Tasks and exercises >>
1 - In the restaurant review of Wings, in what year was the "latest news" section of the restaurant's website last updated?
2 - Translate this sentence from the Wings restaurant review into Spanish: "Every white-gloved member of Wings staff was faultlessly excellent from greeting to goodbye."
3 - Transcribe the passage of the Wings restaurant review starting with "I’m no expert" and going on through "is paparazzi proof.".

# Document start

DESPITE the fact that Wings has been around for years, I’d never been, so I had a peek at their website before our visit to get up to speed. The ‘latest news’ section was last updated in 2005, with a report on some long-transferred footballer’s wife holding a charity event there. The prices advertised also need updating, as there turned out to be a ten year discrepancy between those online and in reality.
Despite some pretentions, Wings is otherwise reassuringly average
Their dress code states ‘we kindly request for smart dress at all times (i.e. no trainers, sandals, shorts, or casual sportswear.)’ I reckon that if the whole sweaty Man City team pulled up in their designer trackie bottoms straight after training, they’d still be most welcome. I suspect that what they really mean is ‘no riff raff’, or rather, ‘no riff raff without a high five or six figure annual income’.
I’m no expert in feng shui, the ancient Chinese method of creating a balance of space to enhance one’s environment, but Wings don’t seem to be either. Wider than necessary central pillars and high-backed booths block diners from rubber necking other diners and blinds across the front windows prevent anyone looking out towards Lincoln Square, or inwards. Basically, this place is paparazzi proof.
The walls of the slightly outdated but elegant dining room are lined with plates signed by celebrity diners. Well I say ‘celebrity’, but really, as far as I could see, there’s some scrawl from a lot of footballers, lots of people I have never heard of, plus randoms such as Kelly Brook, Barry Manilow, Tulisa and ‘The Cast of Glee’.
Tablecloths and napkins are linen, the round leather dining chairs are blissfully comfortable and even my cheap handbag was elevated in status by being given its own pouf. Two generous baskets of prawn crackers and fried wonton skins with three dipping sauces, varying in degrees of sweetness, awaited our table of four and never appeared on the bill.
The extensive wine list caters for all budgets, with a wide range of decent, affordable bottles costing between £20 and £30. Every white-gloved member of Wings staff was faultlessly excellent from greeting to goodbye. Despite what they might have thought, they remained politely inscrutable in the face of our request for tap water. I suspect they’d react the exact same way if we’d have ordered the eye-watering 1979 Chateau Petrus at £2350.
Despite some pretentions, Wings is otherwise reassuringly average. The standard menu contains few surprises. We started with an unremarkable Dim Sum platter of four assorted steamed dumplings which came with fried seaweed and sweet pickled vegetables (£8.90). When I asked if the pickles were homemade, the waitress replied that they were with an expression so neutral it wouldn’t have even registered on the most sophisticated polygraph test.
Crispy Salt and Pepper Squid (£9.90) was topped with a generous garnish of lightly fried onions, red chilli and garlic so good we wondered which component really was playing the supporting role. Crab and Sweetcorn Soup (£5.90) contained nuggets of real crab rather than crab sticks and my daughter declared it ‘gloopy, but in a good way’. Not much response from my husband in regard to his Peking Hot & Sour Soup (£5.90) despite the fact that he’s been steadily testing every version in Manchester for years. I suspect it’s been placed somewhere midway in the league.

# Document end
# Listed records start

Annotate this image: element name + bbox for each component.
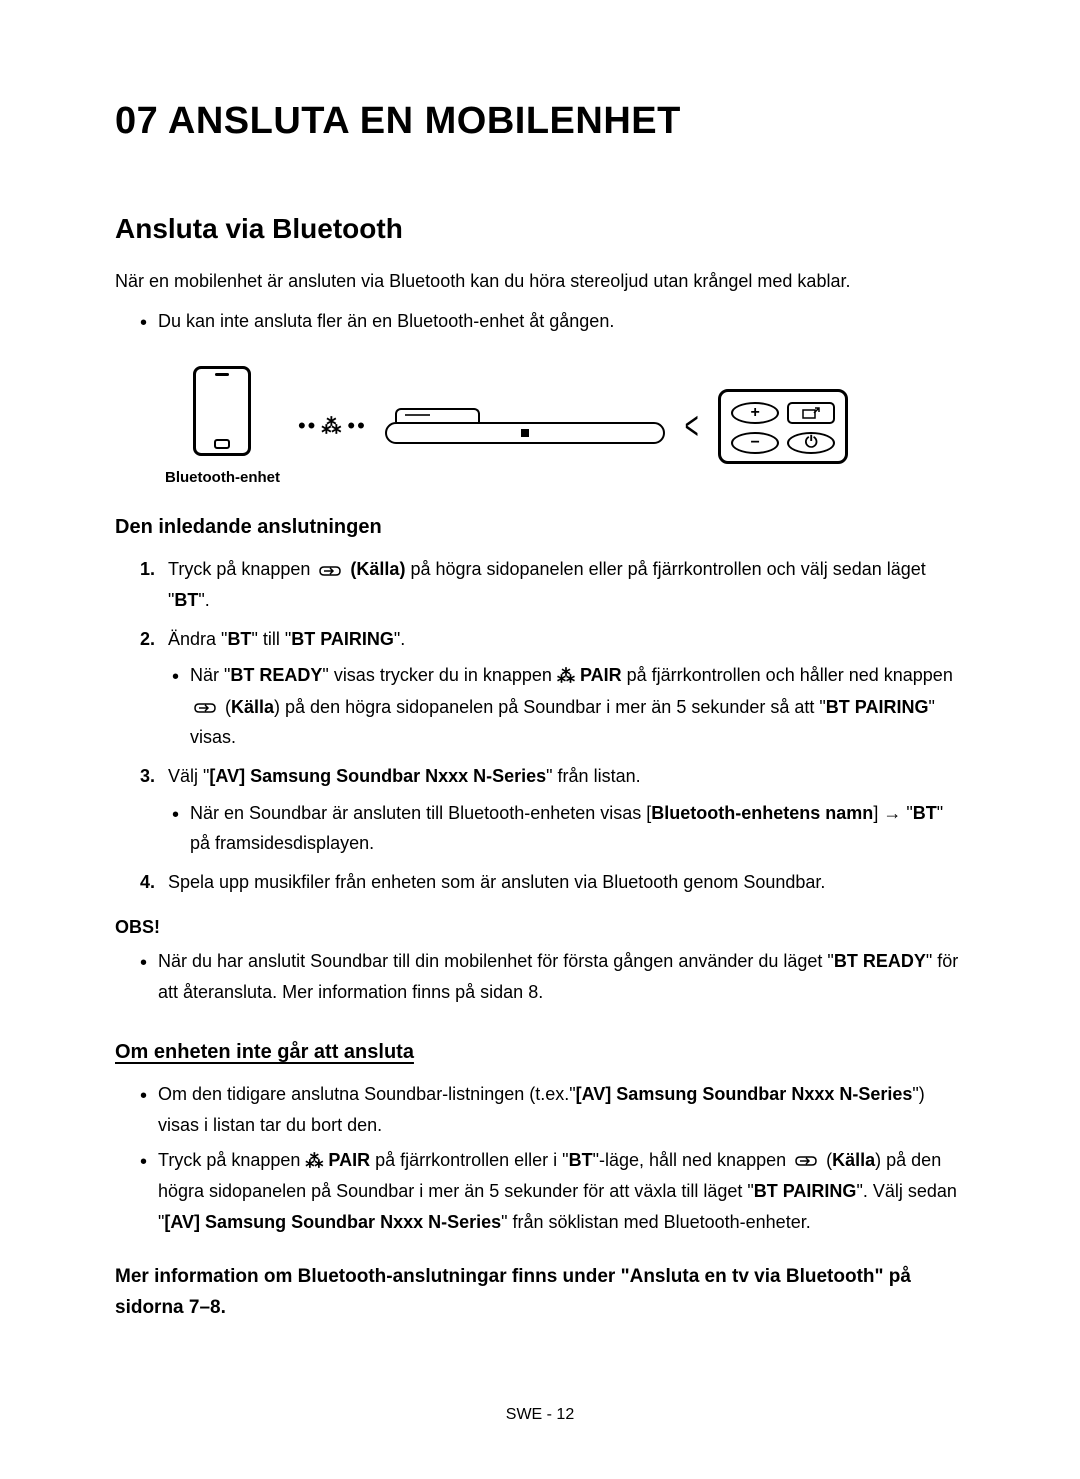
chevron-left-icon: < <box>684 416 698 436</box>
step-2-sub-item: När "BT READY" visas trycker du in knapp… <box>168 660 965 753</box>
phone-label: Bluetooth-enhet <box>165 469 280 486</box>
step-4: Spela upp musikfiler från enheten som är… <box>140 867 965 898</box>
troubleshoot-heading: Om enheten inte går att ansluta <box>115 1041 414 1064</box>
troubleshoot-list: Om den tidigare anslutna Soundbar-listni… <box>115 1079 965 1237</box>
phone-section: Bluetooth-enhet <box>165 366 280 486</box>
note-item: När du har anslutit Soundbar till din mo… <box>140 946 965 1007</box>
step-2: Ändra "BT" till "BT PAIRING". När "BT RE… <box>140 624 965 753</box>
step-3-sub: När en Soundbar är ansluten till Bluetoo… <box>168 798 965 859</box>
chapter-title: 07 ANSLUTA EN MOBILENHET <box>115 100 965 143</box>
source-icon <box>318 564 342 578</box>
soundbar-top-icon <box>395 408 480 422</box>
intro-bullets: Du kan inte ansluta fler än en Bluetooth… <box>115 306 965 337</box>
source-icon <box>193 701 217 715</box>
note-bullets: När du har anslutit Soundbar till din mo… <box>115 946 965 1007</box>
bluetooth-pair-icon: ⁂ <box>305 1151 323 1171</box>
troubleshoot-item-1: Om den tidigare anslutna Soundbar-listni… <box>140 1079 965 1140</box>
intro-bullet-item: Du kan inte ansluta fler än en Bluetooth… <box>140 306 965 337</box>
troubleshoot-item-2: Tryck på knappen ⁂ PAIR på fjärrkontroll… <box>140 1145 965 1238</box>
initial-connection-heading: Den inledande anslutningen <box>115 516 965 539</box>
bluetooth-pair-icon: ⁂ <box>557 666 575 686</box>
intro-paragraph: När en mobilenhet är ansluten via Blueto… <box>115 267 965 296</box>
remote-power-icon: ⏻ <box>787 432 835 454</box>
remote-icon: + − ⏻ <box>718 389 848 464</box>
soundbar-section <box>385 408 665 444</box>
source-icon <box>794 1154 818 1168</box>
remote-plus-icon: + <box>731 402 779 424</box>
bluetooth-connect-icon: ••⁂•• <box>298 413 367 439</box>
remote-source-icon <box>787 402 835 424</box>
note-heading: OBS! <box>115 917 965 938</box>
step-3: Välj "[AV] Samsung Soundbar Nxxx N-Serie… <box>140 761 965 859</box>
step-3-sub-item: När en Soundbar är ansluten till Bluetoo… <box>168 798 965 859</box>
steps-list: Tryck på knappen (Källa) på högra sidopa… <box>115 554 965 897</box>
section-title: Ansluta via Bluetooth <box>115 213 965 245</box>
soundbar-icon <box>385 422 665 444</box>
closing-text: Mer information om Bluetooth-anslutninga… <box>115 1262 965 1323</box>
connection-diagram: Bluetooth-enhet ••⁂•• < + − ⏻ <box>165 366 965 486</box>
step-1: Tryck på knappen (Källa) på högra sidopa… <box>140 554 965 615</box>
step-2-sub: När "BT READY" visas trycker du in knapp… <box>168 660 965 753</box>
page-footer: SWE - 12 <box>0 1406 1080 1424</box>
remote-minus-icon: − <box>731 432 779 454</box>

# Listed records end

List of solutions >>
1 - 2005

2 - Todos los miembros del personal de Wings, con sus guantes blancos, fueron de una excelencia impecable desde el saludo hasta la despedida.

3 -
I’m no expert in feng shui, the ancient Chinese method of creating a balance of space to enhance one’s environment, but Wings don’t seem to be either. Wider than necessary central pillars and high-backed booths block diners from rubber necking other diners and blinds across the front windows prevent anyone looking out towards Lincoln Square, or inwards. Basically, this place is paparazzi proof.